Reproduce all of the records exactly.

:: MATERIAL PROVIDED

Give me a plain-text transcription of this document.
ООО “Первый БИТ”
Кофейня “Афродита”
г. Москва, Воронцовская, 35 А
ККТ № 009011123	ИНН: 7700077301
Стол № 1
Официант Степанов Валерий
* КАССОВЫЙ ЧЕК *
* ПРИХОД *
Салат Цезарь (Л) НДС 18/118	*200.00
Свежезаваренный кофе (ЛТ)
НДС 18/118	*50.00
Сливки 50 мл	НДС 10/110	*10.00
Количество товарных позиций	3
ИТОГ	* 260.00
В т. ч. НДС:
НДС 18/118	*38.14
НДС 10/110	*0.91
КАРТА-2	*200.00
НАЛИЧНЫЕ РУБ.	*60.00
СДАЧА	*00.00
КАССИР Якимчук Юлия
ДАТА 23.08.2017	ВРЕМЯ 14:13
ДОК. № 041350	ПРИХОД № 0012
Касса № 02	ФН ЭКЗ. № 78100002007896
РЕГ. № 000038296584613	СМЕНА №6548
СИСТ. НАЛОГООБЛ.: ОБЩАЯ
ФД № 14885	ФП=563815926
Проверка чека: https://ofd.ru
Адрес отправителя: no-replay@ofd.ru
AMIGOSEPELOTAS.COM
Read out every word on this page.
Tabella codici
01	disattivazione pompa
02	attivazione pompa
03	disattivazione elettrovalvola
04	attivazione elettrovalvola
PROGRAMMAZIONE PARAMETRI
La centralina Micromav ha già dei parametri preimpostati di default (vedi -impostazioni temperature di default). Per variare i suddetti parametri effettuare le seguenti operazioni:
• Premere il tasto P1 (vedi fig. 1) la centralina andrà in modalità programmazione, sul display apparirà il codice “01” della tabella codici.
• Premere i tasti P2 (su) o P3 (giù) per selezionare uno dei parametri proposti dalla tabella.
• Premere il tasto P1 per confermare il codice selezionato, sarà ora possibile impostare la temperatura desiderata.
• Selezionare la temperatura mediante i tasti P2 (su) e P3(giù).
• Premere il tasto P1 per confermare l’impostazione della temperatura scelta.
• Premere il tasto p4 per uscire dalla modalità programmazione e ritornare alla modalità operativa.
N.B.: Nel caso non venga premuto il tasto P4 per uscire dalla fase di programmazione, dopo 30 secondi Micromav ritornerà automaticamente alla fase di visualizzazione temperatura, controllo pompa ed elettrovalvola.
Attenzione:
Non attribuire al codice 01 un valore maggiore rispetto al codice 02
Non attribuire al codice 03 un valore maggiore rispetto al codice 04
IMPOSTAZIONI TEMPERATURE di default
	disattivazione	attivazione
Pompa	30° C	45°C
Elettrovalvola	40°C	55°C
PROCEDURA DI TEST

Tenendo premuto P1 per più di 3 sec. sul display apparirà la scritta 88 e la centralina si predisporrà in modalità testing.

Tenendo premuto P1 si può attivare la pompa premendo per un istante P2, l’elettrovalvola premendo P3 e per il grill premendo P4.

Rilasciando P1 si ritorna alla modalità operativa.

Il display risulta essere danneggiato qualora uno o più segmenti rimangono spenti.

::::

** EXERCISE ANSWER **
Give me a plain-text transcription of this document.
ООО “Первый БИТ”
Кофейня “Афродита”
г. Москва, Воронцовская, 35 А
ККТ № 009011123	ИНН: 7700077301
Стол № 1
Официант Степанов Валерий
* КАССОВЫЙ ЧЕК *
* ПРИХОД *
Салат Цезарь (Л) НДС 18/118	*200.00
Свежезаваренный кофе (ЛТ)
НДС 18/118	*50.00
Сливки 50 мл	НДС 10/110	*10.00
Количество товарных позиций	3
ИТОГ	* 260.00
В т. ч. НДС:
НДС 18/118	*38.14
НДС 10/110	*0.91
КАРТА-2	*200.00
НАЛИЧНЫЕ РУБ.	*60.00
СДАЧА	*00.00
КАССИР Якимчук Юлия
ДАТА 23.08.2017	ВРЕМЯ 14:13
ДОК. № 041350	ПРИХОД № 0012
Касса № 02	ФН ЭКЗ. № 78100002007896
РЕГ. № 000038296584613	СМЕНА №6548
СИСТ. НАЛОГООБЛ.: ОБЩАЯ
ФД № 14885	ФП=563815926
Проверка чека: https://ofd.ru
Адрес отправителя: no-replay@ofd.ru
AMIGOSEPELOTAS.COM
Read out every word on this page.
Tabella codici
01	disattivazione pompa
02	attivazione pompa
03	disattivazione elettrovalvola
04	attivazione elettrovalvola
PROGRAMMAZIONE PARAMETRI
La centralina Micromav ha già dei parametri preimpostati di default (vedi -impostazioni temperature di default). Per variare i suddetti parametri effettuare le seguenti operazioni:
• Premere il tasto P1 (vedi fig. 1) la centralina andrà in modalità programmazione, sul display apparirà il codice “01” della tabella codici.
• Premere i tasti P2 (su) o P3 (giù) per selezionare uno dei parametri proposti dalla tabella.
• Premere il tasto P1 per confermare il codice selezionato, sarà ora possibile impostare la temperatura desiderata.
• Selezionare la temperatura mediante i tasti P2 (su) e P3(giù).
• Premere il tasto P1 per confermare l’impostazione della temperatura scelta.
• Premere il tasto p4 per uscire dalla modalità programmazione e ritornare alla modalità operativa.
N.B.: Nel caso non venga premuto il tasto P4 per uscire dalla fase di programmazione, dopo 30 secondi Micromav ritornerà automaticamente alla fase di visualizzazione temperatura, controllo pompa ed elettrovalvola.
Attenzione:
Non attribuire al codice 01 un valore maggiore rispetto al codice 02
Non attribuire al codice 03 un valore maggiore rispetto al codice 04
IMPOSTAZIONI TEMPERATURE di default
	disattivazione	attivazione
Pompa	30° C	45°C
Elettrovalvola	40°C	55°C
PROCEDURA DI TEST

Tenendo premuto P1 per più di 3 sec. sul display apparirà la scritta 88 e la centralina si predisporrà in modalità testing.

Tenendo premuto P1 si può attivare la pompa premendo per un istante P2, l’elettrovalvola premendo P3 e per il grill premendo P4.

Rilasciando P1 si ritorna alla modalità operativa.

Il display risulta essere danneggiato qualora uno o più segmenti rimangono spenti.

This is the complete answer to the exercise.